_Do this_
Reproduce the listing below word for word, with no pictures.

_Supplied records_
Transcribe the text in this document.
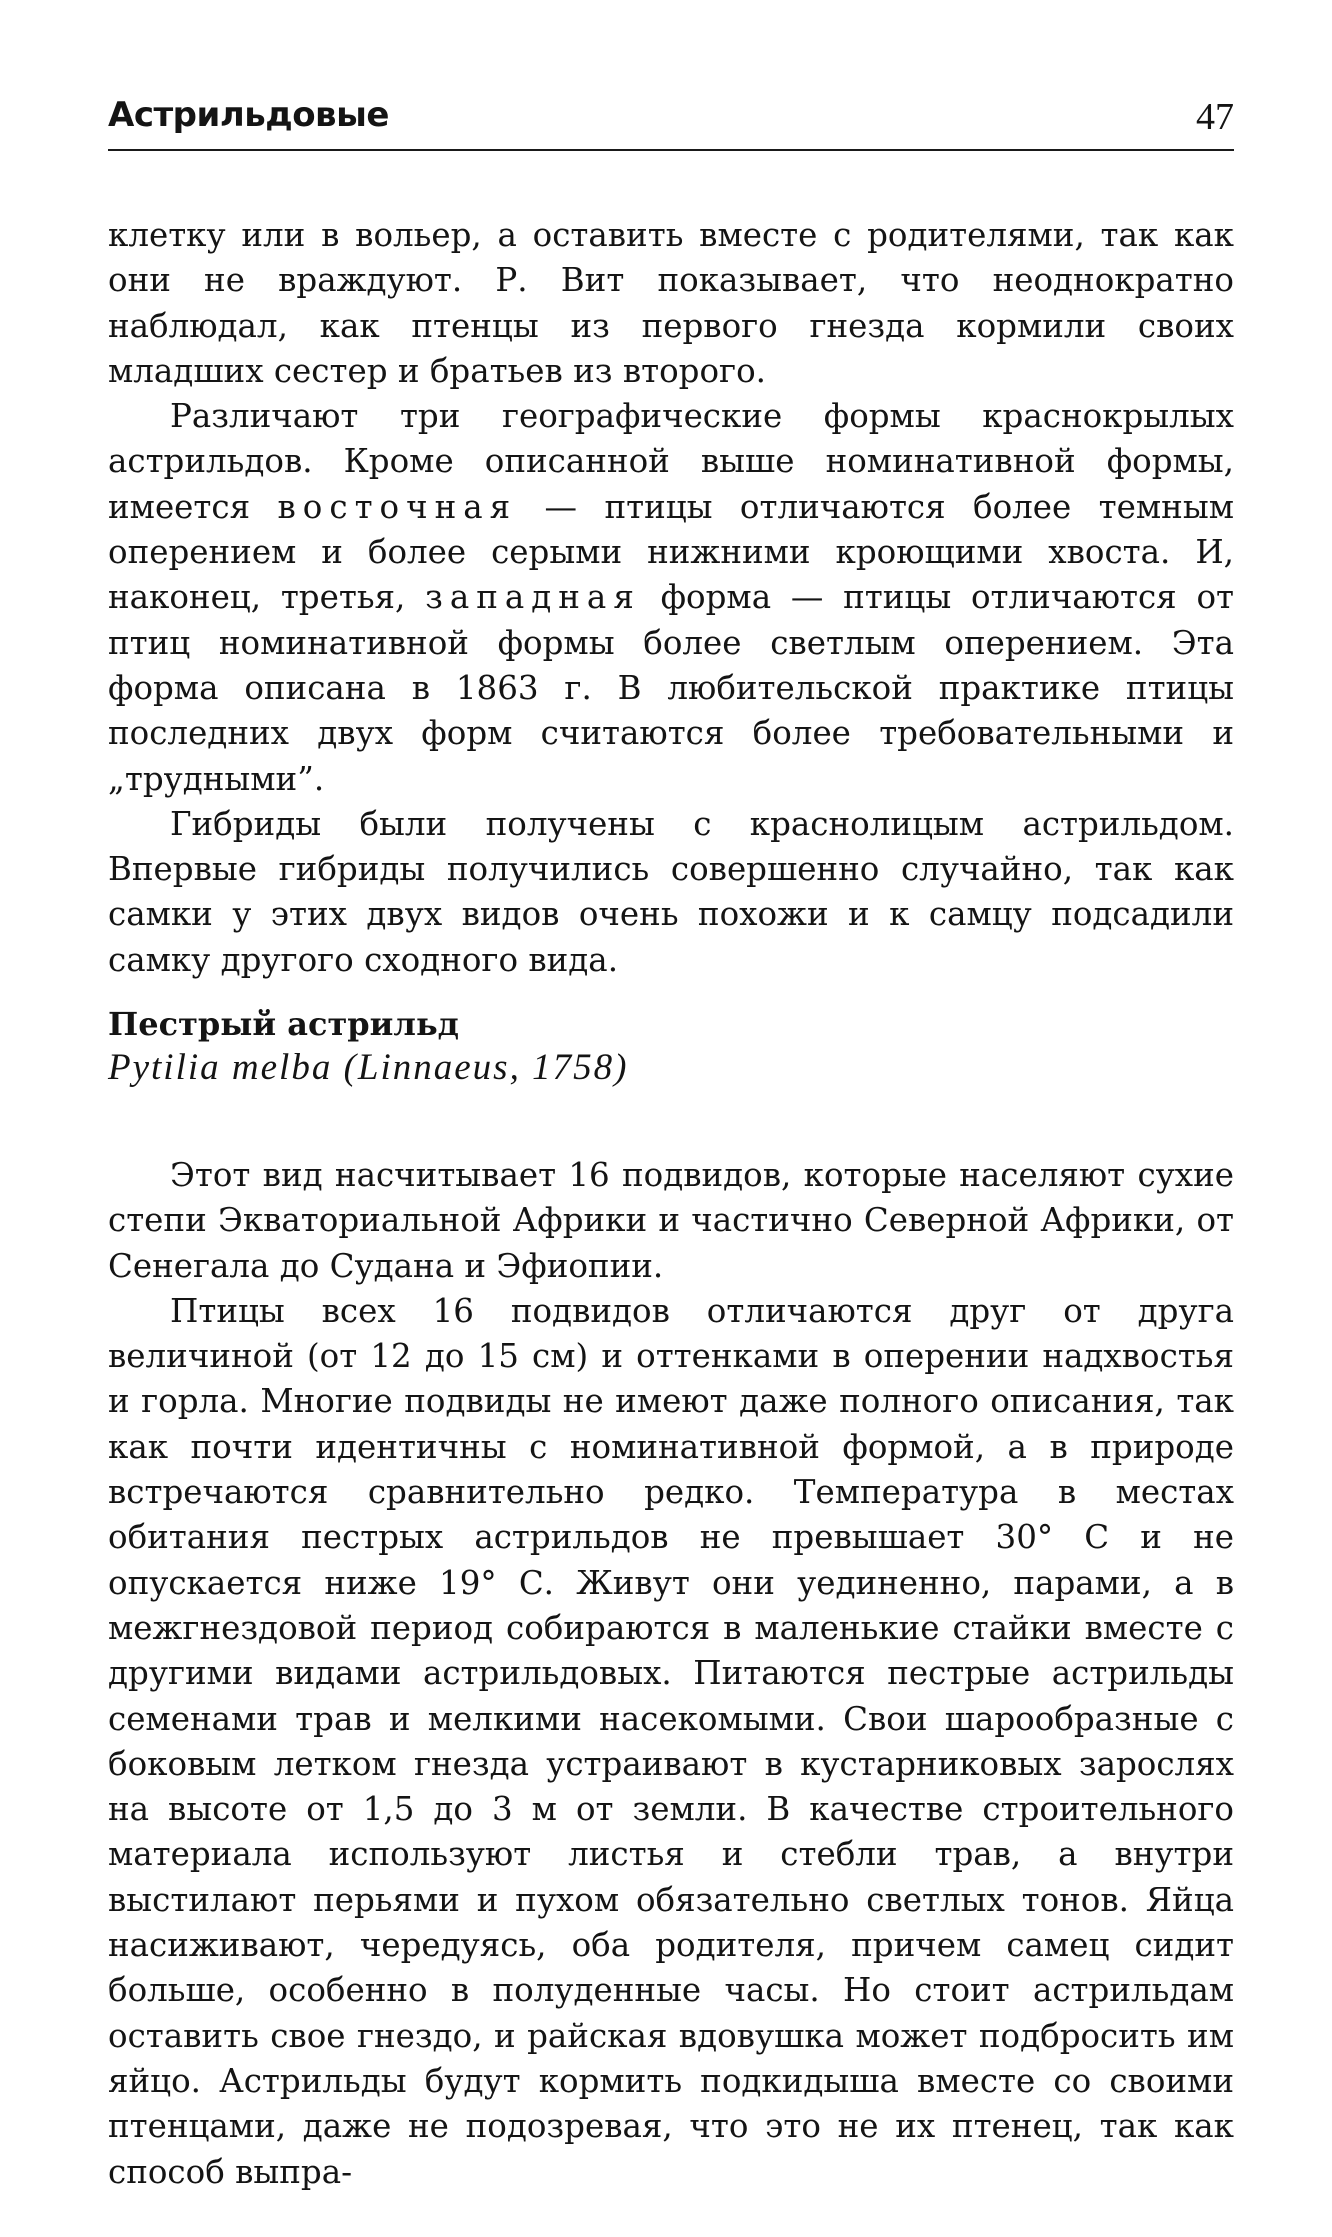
Астрильдовые	47

клетку или в вольер, а оставить вместе с родителями, так как они не враждуют. Р. Вит показывает, что неоднократно наблюдал, как птенцы из первого гнезда кормили своих младших сестер и братьев из второго.

Различают три географические формы краснокрылых астрильдов. Кроме описанной выше номинативной формы, имеется восточная — птицы отличаются более темным оперением и более серыми нижними кроющими хвоста. И, наконец, третья, западная форма — птицы отличаются от птиц номинативной формы более светлым оперением. Эта форма описана в 1863 г. В любительской практике птицы последних двух форм считаются более требовательными и „трудными”.

Гибриды были получены с краснолицым астрильдом. Впервые гибриды получились совершенно случайно, так как самки у этих двух видов очень похожи и к самцу подсадили самку другого сходного вида.

Пестрый астрильд
Pytilia melba (Linnaeus, 1758)

Этот вид насчитывает 16 подвидов, которые населяют сухие степи Экваториальной Африки и частично Северной Африки, от Сенегала до Судана и Эфиопии.

Птицы всех 16 подвидов отличаются друг от друга величиной (от 12 до 15 см) и оттенками в оперении надхвостья и горла. Многие подвиды не имеют даже полного описания, так как почти идентичны с номинативной формой, а в природе встречаются сравнительно редко. Температура в местах обитания пестрых астрильдов не превышает 30° С и не опускается ниже 19° С. Живут они уединенно, парами, а в межгнездовой период собираются в маленькие стайки вместе с другими видами астрильдовых. Питаются пестрые астрильды семенами трав и мелкими насекомыми. Свои шарообразные с боковым летком гнезда устраивают в кустарниковых зарослях на высоте от 1,5 до 3 м от земли. В качестве строительного материала используют листья и стебли трав, а внутри выстилают перьями и пухом обязательно светлых тонов. Яйца насиживают, чередуясь, оба родителя, причем самец сидит больше, особенно в полуденные часы. Но стоит астрильдам оставить свое гнездо, и райская вдовушка может подбросить им яйцо. Астрильды будут кормить подкидыша вместе со своими птенцами, даже не подозревая, что это не их птенец, так как способ выпра-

_Output for this task_
Transcribe the text in this document.
Астрильдовые	47

клетку или в вольер, а оставить вместе с родителями, так как они не враждуют. Р. Вит показывает, что неоднократно наблюдал, как птенцы из первого гнезда кормили своих младших сестер и братьев из второго.

Различают три географические формы краснокрылых астрильдов. Кроме описанной выше номинативной формы, имеется восточная — птицы отличаются более темным оперением и более серыми нижними кроющими хвоста. И, наконец, третья, западная форма — птицы отличаются от птиц номинативной формы более светлым оперением. Эта форма описана в 1863 г. В любительской практике птицы последних двух форм считаются более требовательными и „трудными”.

Гибриды были получены с краснолицым астрильдом. Впервые гибриды получились совершенно случайно, так как самки у этих двух видов очень похожи и к самцу подсадили самку другого сходного вида.

Пестрый астрильд
Pytilia melba (Linnaeus, 1758)

Этот вид насчитывает 16 подвидов, которые населяют сухие степи Экваториальной Африки и частично Северной Африки, от Сенегала до Судана и Эфиопии.

Птицы всех 16 подвидов отличаются друг от друга величиной (от 12 до 15 см) и оттенками в оперении надхвостья и горла. Многие подвиды не имеют даже полного описания, так как почти идентичны с номинативной формой, а в природе встречаются сравнительно редко. Температура в местах обитания пестрых астрильдов не превышает 30° С и не опускается ниже 19° С. Живут они уединенно, парами, а в межгнездовой период собираются в маленькие стайки вместе с другими видами астрильдовых. Питаются пестрые астрильды семенами трав и мелкими насекомыми. Свои шарообразные с боковым летком гнезда устраивают в кустарниковых зарослях на высоте от 1,5 до 3 м от земли. В качестве строительного материала используют листья и стебли трав, а внутри выстилают перьями и пухом обязательно светлых тонов. Яйца насиживают, чередуясь, оба родителя, причем самец сидит больше, особенно в полуденные часы. Но стоит астрильдам оставить свое гнездо, и райская вдовушка может подбросить им яйцо. Астрильды будут кормить подкидыша вместе со своими птенцами, даже не подозревая, что это не их птенец, так как способ выпра-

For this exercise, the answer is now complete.